* [SOURCE EXTRACT]:
"""

CIT (Appeals) as well as the Tribunal after detailed discussion came to the conclusion that such requirement was not mandatory in nature. In the present case, the assessee had completed the construction well before the last date, namely 31st March 2008 and had also sold several units which was completed and actually occupied, and it also applied for BU permission to the local authority. The local authority, however, for technical reasons, at one stage rejected such application in the year 2006 and thereafter upon revised efforts from the assessee granted the same by order dated 19th March 2009.

We have perused the detailed discussion of the CIT(Appeals) as well as the Tribunal on the issue. IN particular, the Tribunal noted that the construction was completed in 2006. Application for BU permission to the Municipal authorities was filed on 15-02-2006 which was rejected on 1-07-06. Several residential units were occupied since the same was done without necessary permission. The assessee had done without necessary permission. The assessee had also paid penalty and got such occupation regularised. Several tenements were sold long before the last date.

In the present case, therefore, the fact that the assessee had completed the construction well before 31st March 2008 is not in doubt. It is, of course, true that formally BU permission was not granted by the Municipal Authority by such date. It is equally true that explanation to clause (a) to section 80IB(10) links the completion of the construction to the BU permission being granted by the local authority. However, not every condition of the statute can be seen as mandatory. If substantial compliance thereof is established on record, in a given case, the court may take the view that minor deviation thereof would not vitiate the very purpose for which deduction was being made available.

In the present case, the facts are peculiar. The assessee had not only completed the construction two years before the final date and had applied for BU permission. Such BU permission was not rejected on the ground that construction was not completed, but the some other technical ground. In that view of the matter, granting benefit of deduction cannot be held to be illegal.

In the result, the Tax Appeal is dismissed".

"""

* [STUDY QUESTIONS]:
1. List every full calendar date (day, month, and year) that appears in the tax ruling excerpt above, in the order given.
2. Answer from the tax ruling excerpt above:
(a) On what date did the local authority grant the BU permission?
(b) What did the assessee pay to get the occupation of the residential units regularized?
(c) How long before the final date did the assessee complete the construction?

* [RECORDED INFORMATION]:
"""

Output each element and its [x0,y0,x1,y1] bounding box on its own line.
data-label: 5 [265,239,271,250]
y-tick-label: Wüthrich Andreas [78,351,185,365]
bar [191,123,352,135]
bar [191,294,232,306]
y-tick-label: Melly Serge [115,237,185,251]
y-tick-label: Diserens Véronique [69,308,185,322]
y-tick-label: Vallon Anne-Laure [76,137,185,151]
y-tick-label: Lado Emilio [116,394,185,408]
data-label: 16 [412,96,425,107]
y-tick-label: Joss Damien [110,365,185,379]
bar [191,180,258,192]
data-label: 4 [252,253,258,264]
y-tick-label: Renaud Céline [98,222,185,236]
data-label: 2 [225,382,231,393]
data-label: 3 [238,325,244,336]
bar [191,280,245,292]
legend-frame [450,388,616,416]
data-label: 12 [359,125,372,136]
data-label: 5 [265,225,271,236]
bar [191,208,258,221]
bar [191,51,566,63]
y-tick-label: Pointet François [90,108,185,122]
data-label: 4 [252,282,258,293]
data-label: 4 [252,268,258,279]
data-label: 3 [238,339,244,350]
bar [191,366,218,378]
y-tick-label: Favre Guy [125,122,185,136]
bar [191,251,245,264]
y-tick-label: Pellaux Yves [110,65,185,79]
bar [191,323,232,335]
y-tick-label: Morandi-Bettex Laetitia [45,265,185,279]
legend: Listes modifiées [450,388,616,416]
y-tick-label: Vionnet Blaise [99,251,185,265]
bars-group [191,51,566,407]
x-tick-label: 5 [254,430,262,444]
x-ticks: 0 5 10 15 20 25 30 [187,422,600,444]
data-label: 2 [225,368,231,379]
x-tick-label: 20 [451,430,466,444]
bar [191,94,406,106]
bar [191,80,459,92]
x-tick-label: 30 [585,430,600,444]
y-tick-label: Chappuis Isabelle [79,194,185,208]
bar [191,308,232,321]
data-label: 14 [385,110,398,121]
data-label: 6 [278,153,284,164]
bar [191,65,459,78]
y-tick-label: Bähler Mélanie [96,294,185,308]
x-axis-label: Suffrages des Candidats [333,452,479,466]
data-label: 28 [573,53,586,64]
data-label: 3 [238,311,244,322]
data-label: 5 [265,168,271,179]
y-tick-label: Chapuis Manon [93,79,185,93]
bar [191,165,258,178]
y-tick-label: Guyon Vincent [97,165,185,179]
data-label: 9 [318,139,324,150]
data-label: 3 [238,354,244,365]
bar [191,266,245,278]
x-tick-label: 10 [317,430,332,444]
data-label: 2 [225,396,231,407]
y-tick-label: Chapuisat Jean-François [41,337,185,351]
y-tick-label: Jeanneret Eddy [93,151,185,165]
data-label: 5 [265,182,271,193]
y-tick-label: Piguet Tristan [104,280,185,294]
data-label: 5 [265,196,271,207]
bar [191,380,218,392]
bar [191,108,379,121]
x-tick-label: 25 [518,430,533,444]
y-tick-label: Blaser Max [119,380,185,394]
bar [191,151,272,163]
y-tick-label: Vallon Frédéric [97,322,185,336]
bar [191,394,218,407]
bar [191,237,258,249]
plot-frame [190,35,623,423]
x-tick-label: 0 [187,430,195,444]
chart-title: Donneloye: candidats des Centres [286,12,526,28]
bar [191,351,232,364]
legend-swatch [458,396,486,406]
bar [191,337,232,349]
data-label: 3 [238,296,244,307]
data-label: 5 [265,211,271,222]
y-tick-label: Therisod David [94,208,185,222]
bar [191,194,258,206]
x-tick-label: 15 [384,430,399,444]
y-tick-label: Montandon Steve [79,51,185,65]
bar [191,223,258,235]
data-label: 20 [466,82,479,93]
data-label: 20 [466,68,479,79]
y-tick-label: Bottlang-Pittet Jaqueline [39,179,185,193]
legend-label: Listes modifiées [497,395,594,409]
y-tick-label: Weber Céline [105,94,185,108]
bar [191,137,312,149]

"""

* [SOLUTIONS TO THE EXERCISE]:
1.
31st March 2008
19th March 2009
15-02-2006
1-07-06

2.
(a) 19th March 2009
(b) A penalty
(c) Two years